::: Records to use :::

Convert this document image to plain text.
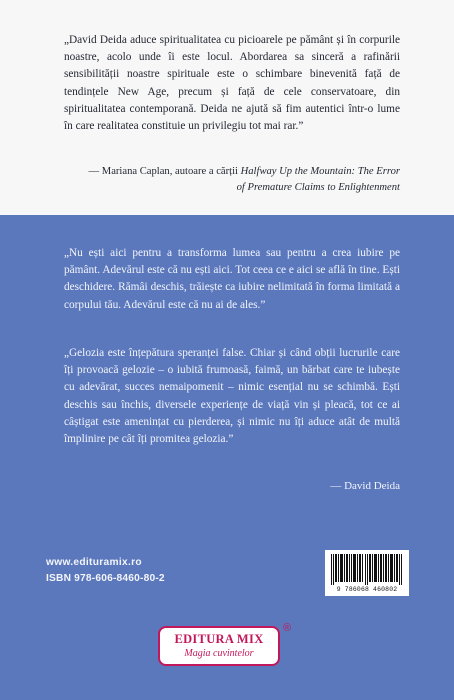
„David Deida aduce spiritualitatea cu picioarele pe pământ și în corpurile noastre, acolo unde îi este locul. Abordarea sa sinceră a rafinării sensibilității noastre spirituale este o schimbare binevenită față de tendințele New Age, precum și față de cele conservatoare, din spiritualitatea contemporană. Deida ne ajută să fim autentici într-o lume în care realitatea constituie un privilegiu tot mai rar.”

— Mariana Caplan, autoare a cărții Halfway Up the Mountain: The Error of Premature Claims to Enlightenment

„Nu ești aici pentru a transforma lumea sau pentru a crea iubire pe pământ. Adevărul este că nu ești aici. Tot ceea ce e aici se află în tine. Ești deschidere. Rămâi deschis, trăiește ca iubire nelimitată în forma limitată a corpului tău. Adevărul este că nu ai de ales.”

„Gelozia este înțepătura speranței false. Chiar și când obții lucrurile care îți provoacă gelozie – o iubită frumoasă, faimă, un bărbat care te iubește cu adevărat, succes nemaipomenit – nimic esențial nu se schimbă. Ești deschis sau închis, diversele experiențe de viață vin și pleacă, tot ce ai câștigat este amenințat cu pierderea, și nimic nu îți aduce atât de multă împlinire pe cât îți promitea gelozia.”

— David Deida

www.edituramix.ro
ISBN 978-606-8460-80-2
9 786068 460802
EDITURA MIX
Magia cuvintelor
®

:::

Your objective: Exclude the pictures and transcribe all of the entries exactly.

Full solution:
Convert this document image to plain text.
„David Deida aduce spiritualitatea cu picioarele pe pământ și în corpurile noastre, acolo unde îi este locul. Abordarea sa sinceră a rafinării sensibilității noastre spirituale este o schimbare binevenită față de tendințele New Age, precum și față de cele conservatoare, din spiritualitatea contemporană. Deida ne ajută să fim autentici într-o lume în care realitatea constituie un privilegiu tot mai rar.”

— Mariana Caplan, autoare a cărții Halfway Up the Mountain: The Error of Premature Claims to Enlightenment

„Nu ești aici pentru a transforma lumea sau pentru a crea iubire pe pământ. Adevărul este că nu ești aici. Tot ceea ce e aici se află în tine. Ești deschidere. Rămâi deschis, trăiește ca iubire nelimitată în forma limitată a corpului tău. Adevărul este că nu ai de ales.”

„Gelozia este înțepătura speranței false. Chiar și când obții lucrurile care îți provoacă gelozie – o iubită frumoasă, faimă, un bărbat care te iubește cu adevărat, succes nemaipomenit – nimic esențial nu se schimbă. Ești deschis sau închis, diversele experiențe de viață vin și pleacă, tot ce ai câștigat este amenințat cu pierderea, și nimic nu îți aduce atât de multă împlinire pe cât îți promitea gelozia.”

— David Deida

www.edituramix.ro
ISBN 978-606-8460-80-2
9 786068 460802
EDITURA MIX
Magia cuvintelor
®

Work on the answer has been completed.